Aim of the exercise:
Below are entries. Pull out all lines containing "például".

Rows:
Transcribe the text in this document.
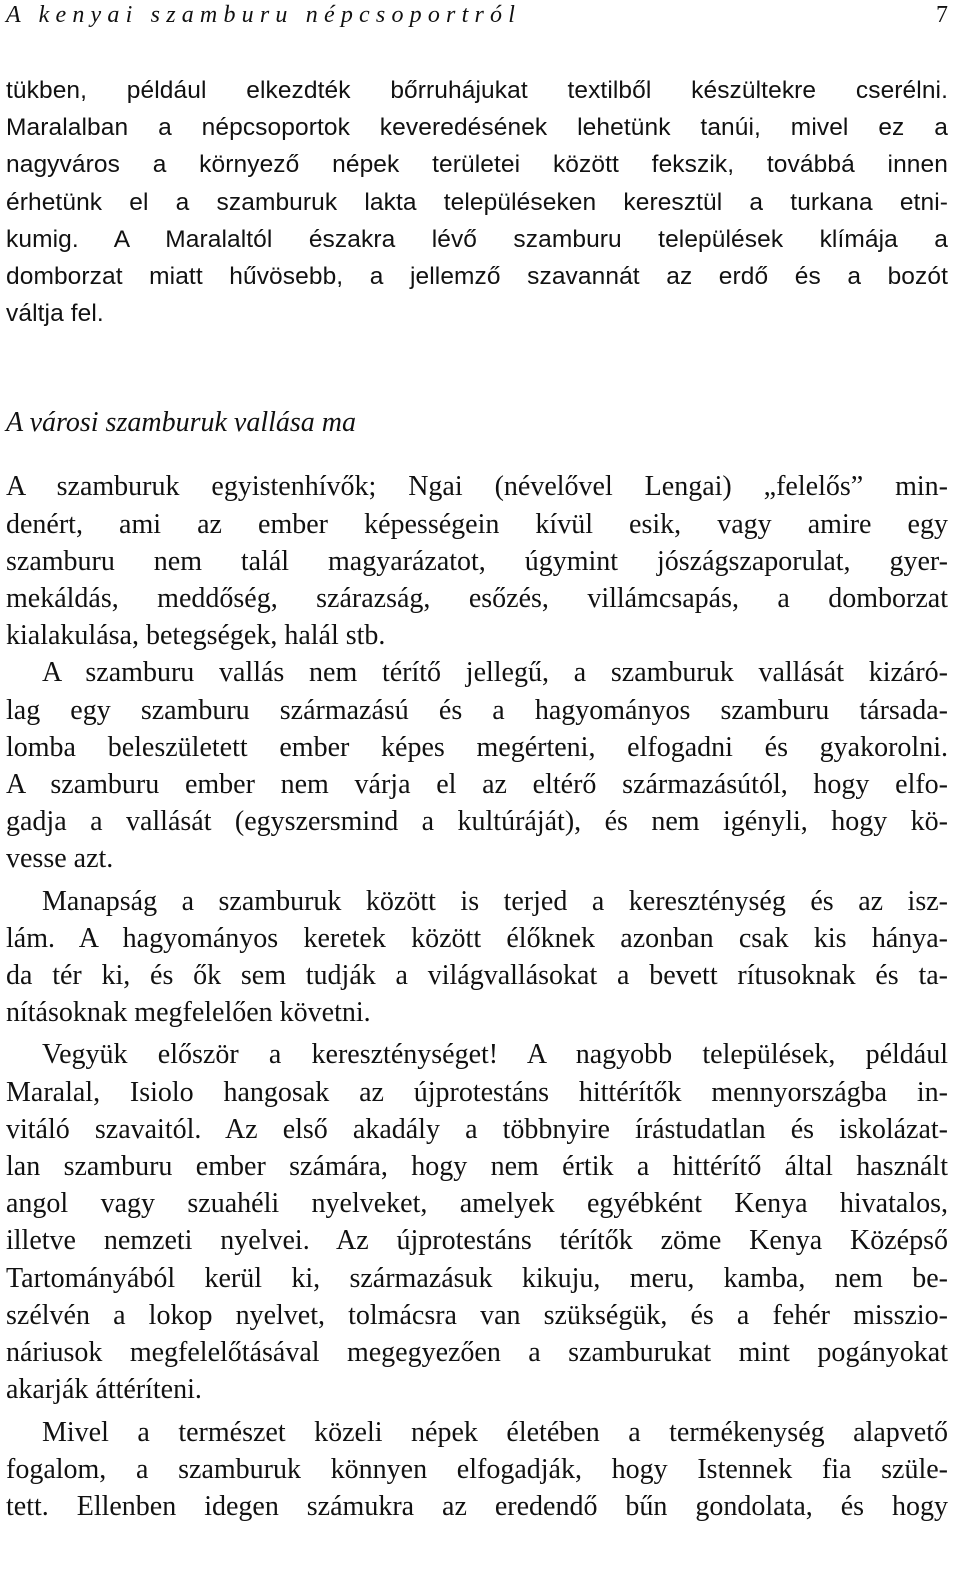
A kenyai szamburu népcsoportról	7
tükben, például elkezdték bőrruhájukat textilből készültekre cserélni.
Maralalban a népcsoportok keveredésének lehetünk tanúi, mivel ez a
nagyváros a környező népek területei között fekszik, továbbá innen
érhetünk el a szamburuk lakta településeken keresztül a turkana etni-
kumig. A Maralaltól északra lévő szamburu települések klímája a
domborzat miatt hűvösebb, a jellemző szavannát az erdő és a bozót
váltja fel.
A városi szamburuk vallása ma
A szamburuk egyistenhívők; Ngai (névelővel Lengai) „felelős” min-
denért, ami az ember képességein kívül esik, vagy amire egy
szamburu nem talál magyarázatot, úgymint jószágszaporulat, gyer-
mekáldás, meddőség, szárazság, esőzés, villámcsapás, a domborzat
kialakulása, betegségek, halál stb.
A szamburu vallás nem térítő jellegű, a szamburuk vallását kizáró-
lag egy szamburu származású és a hagyományos szamburu társada-
lomba beleszületett ember képes megérteni, elfogadni és gyakorolni.
A szamburu ember nem várja el az eltérő származásútól, hogy elfo-
gadja a vallását (egyszersmind a kultúráját), és nem igényli, hogy kö-
vesse azt.
Manapság a szamburuk között is terjed a kereszténység és az isz-
lám. A hagyományos keretek között élőknek azonban csak kis hánya-
da tér ki, és ők sem tudják a világvallásokat a bevett rítusoknak és ta-
nításoknak megfelelően követni.
Vegyük először a kereszténységet! A nagyobb települések, például
Maralal, Isiolo hangosak az újprotestáns hittérítők mennyországba in-
vitáló szavaitól. Az első akadály a többnyire írástudatlan és iskolázat-
lan szamburu ember számára, hogy nem értik a hittérítő által használt
angol vagy szuahéli nyelveket, amelyek egyébként Kenya hivatalos,
illetve nemzeti nyelvei. Az újprotestáns térítők zöme Kenya Középső
Tartományából kerül ki, származásuk kikuju, meru, kamba, nem be-
szélvén a lokop nyelvet, tolmácsra van szükségük, és a fehér misszio-
náriusok megfelelőtásával megegyezően a szamburukat mint pogányokat
akarják áttéríteni.
Mivel a természet közeli népek életében a termékenység alapvető
fogalom, a szamburuk könnyen elfogadják, hogy Istennek fia szüle-
tett. Ellenben idegen számukra az eredendő bűn gondolata, és hogy
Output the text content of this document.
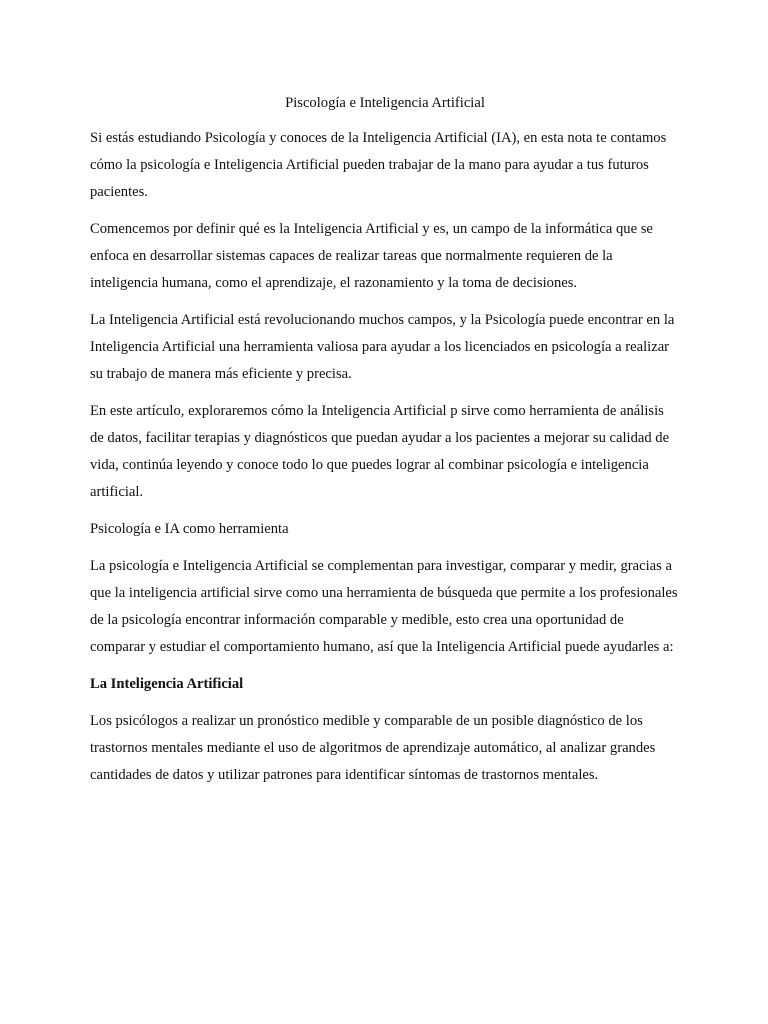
Piscología e Inteligencia Artificial

Si estás estudiando Psicología y conoces de la Inteligencia Artificial (IA), en esta nota te contamos cómo la psicología e Inteligencia Artificial pueden trabajar de la mano para ayudar a tus futuros pacientes.

Comencemos por definir qué es la Inteligencia Artificial y es, un campo de la informática que se enfoca en desarrollar sistemas capaces de realizar tareas que normalmente requieren de la inteligencia humana, como el aprendizaje, el razonamiento y la toma de decisiones.

La Inteligencia Artificial está revolucionando muchos campos, y la Psicología puede encontrar en la Inteligencia Artificial una herramienta valiosa para ayudar a los licenciados en psicología a realizar su trabajo de manera más eficiente y precisa.

En este artículo, exploraremos cómo la Inteligencia Artificial p sirve como herramienta de análisis de datos, facilitar terapias y diagnósticos que puedan ayudar a los pacientes a mejorar su calidad de vida, continúa leyendo y conoce todo lo que puedes lograr al combinar psicología e inteligencia artificial.

Psicología e IA como herramienta

La psicología e Inteligencia Artificial se complementan para investigar, comparar y medir, gracias a que la inteligencia artificial sirve como una herramienta de búsqueda que permite a los profesionales de la psicología encontrar información comparable y medible, esto crea una oportunidad de comparar y estudiar el comportamiento humano, así que la Inteligencia Artificial puede ayudarles a:

La Inteligencia Artificial

Los psicólogos a realizar un pronóstico medible y comparable de un posible diagnóstico de los trastornos mentales mediante el uso de algoritmos de aprendizaje automático, al analizar grandes cantidades de datos y utilizar patrones para identificar síntomas de trastornos mentales.
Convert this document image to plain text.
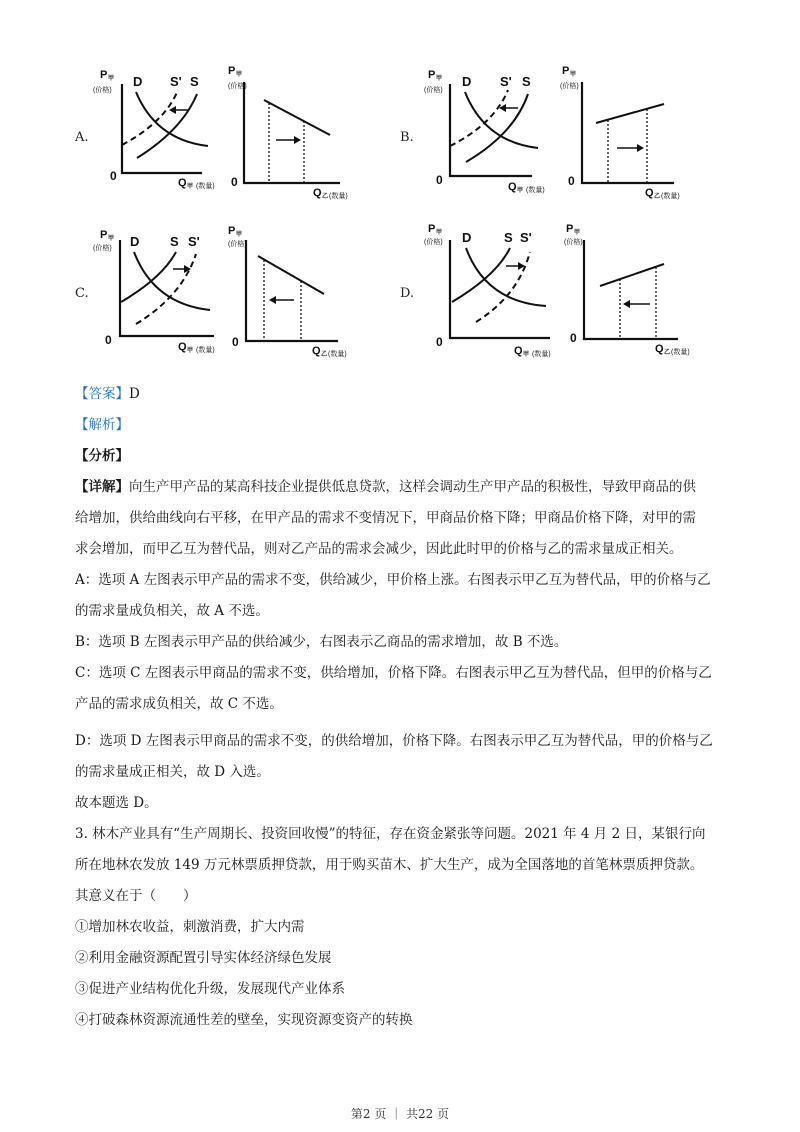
A.	B.
C.	D.
P 甲
(价格)
0	Q 甲 (数量)
D S' S
P 甲
(价格)
0
Q 乙 (数量)
P 甲
(价格)
0	Q 甲 (数量)
D S' S
P 甲
(价格)
0
Q 乙 (数量)
P 甲
(价格)
0	Q 甲 (数量)
D S S'
P 甲
(价格)
0
Q 乙 (数量)
P 甲
(价格)
0
Q 甲 (数量)
D	S S'
P 甲
(价格)
0
Q 乙 (数量)
【答案】D
【解析】
【分析】
【详解】向生产甲产品的某高科技企业提供低息贷款，这样会调动生产甲产品的积极性，导致甲商品的供
给增加，供给曲线向右平移，在甲产品的需求不变情况下，甲商品价格下降；甲商品价格下降，对甲的需
求会增加，而甲乙互为替代品，则对乙产品的需求会减少，因此此时甲的价格与乙的需求量成正相关。
A：选项 A 左图表示甲产品的需求不变，供给减少，甲价格上涨。右图表示甲乙互为替代品，甲的价格与乙
的需求量成负相关，故 A 不选。
B：选项 B 左图表示甲产品的供给减少，右图表示乙商品的需求增加，故 B 不选。
C：选项 C 左图表示甲商品的需求不变，供给增加，价格下降。右图表示甲乙互为替代品，但甲的价格与乙
产品的需求成负相关，故 C 不选。
D：选项 D 左图表示甲商品的需求不变，的供给增加，价格下降。右图表示甲乙互为替代品，甲的价格与乙
的需求量成正相关，故 D 入选。
故本题选 D。
3. 林木产业具有“生产周期长、投资回收慢”的特征，存在资金紧张等问题。2021 年 4 月 2 日，某银行向
所在地林农发放 149 万元林票质押贷款，用于购买苗木、扩大生产，成为全国落地的首笔林票质押贷款。
其意义在于（　　）
①增加林农收益，刺激消费，扩大内需
②利用金融资源配置引导实体经济绿色发展
③促进产业结构优化升级，发展现代产业体系
④打破森林资源流通性差的壁垒，实现资源变资产的转换
第2 页 ｜ 共22 页
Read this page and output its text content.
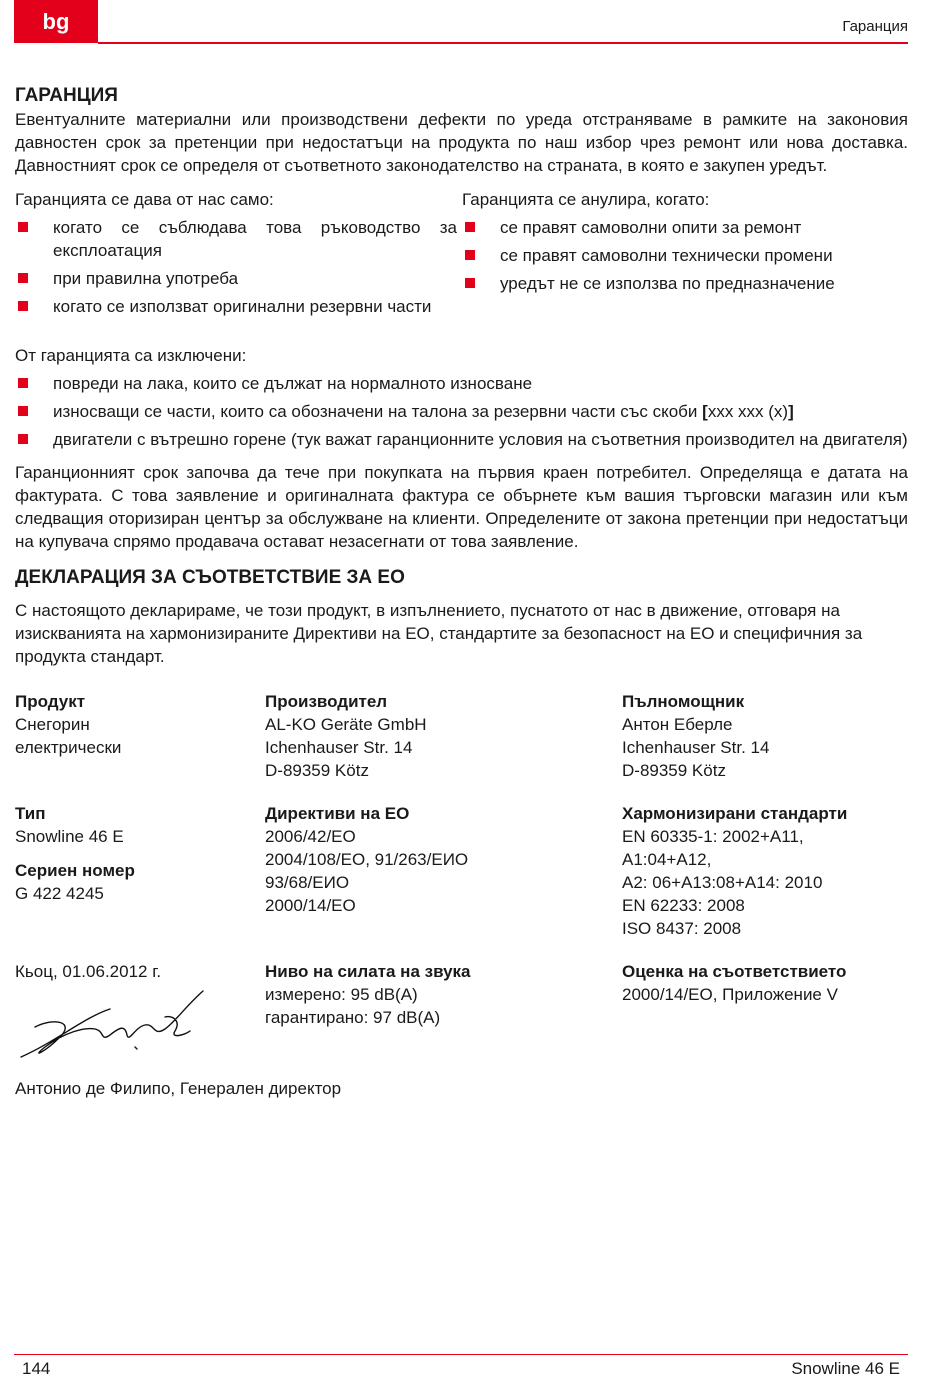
bg	Гаранция
ГАРАНЦИЯ

Евентуалните материални или производствени дефекти по уреда отстраняваме в рамките на законовия давностен срок за претенции при недостатъци на продукта по наш избор чрез ремонт или нова доставка. Давностният срок се определя от съответното законодателство на страната, в която е закупен уредът.

Гаранцията се дава от нас само:

когато се съблюдава това ръководство за експлоатация
при правилна употреба
когато се използват оригинални резервни части

Гаранцията се анулира, когато:

се правят самоволни опити за ремонт
се правят самоволни технически промени
уредът не се използва по предназначение

От гаранцията са изключени:

повреди на лака, които се дължат на нормалното износване
износващи се части, които са обозначени на талона за резервни части със скоби [xxx xxx (x)]
двигатели с вътрешно горене (тук важат гаранционните условия на съответния производител на двигателя)

Гаранционният срок започва да тече при покупката на първия краен потребител. Определяща е датата на фактурата. С това заявление и оригиналната фактура се обърнете към вашия търговски магазин или към следващия оторизиран център за обслужване на клиенти. Определените от закона претенции при недостатъци на купувача спрямо продавача остават незасегнати от това заявление.

ДЕКЛАРАЦИЯ ЗА СЪОТВЕТСТВИЕ ЗА ЕО

С настоящото декларираме, че този продукт, в изпълнението, пуснатото от нас в движение, отговаря на изискванията на хармонизираните Директиви на ЕО, стандартите за безопасност на ЕО и специфичния за продукта стандарт.

Продукт
Снегорин
електрически
Производител
AL-KO Geräte GmbH
Ichenhauser Str. 14
D-89359 Kötz
Пълномощник
Антон Еберле
Ichenhauser Str. 14
D-89359 Kötz
Тип
Snowline 46 E
Сериен номер
G 422 4245
Директиви на ЕО
2006/42/ЕО
2004/108/ЕО, 91/263/ЕИО
93/68/ЕИО
2000/14/ЕО
Хармонизирани стандарти
EN 60335-1: 2002+A11,
A1:04+A12,
A2: 06+A13:08+A14: 2010
EN 62233: 2008
ISO 8437: 2008
Кьоц, 01.06.2012 г.	Ниво на силата на звука
измерено: 95 dB(A)
гарантирано: 97 dB(A)
Оценка на съответствието
2000/14/ЕО, Приложение V
Антонио де Филипо, Генерален директор
144	Snowline 46 E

Answer to this exercise:
tükben, például elkezdték bőrruhájukat textilből készültekre cserélni.
Vegyük először a kereszténységet! A nagyobb települések, például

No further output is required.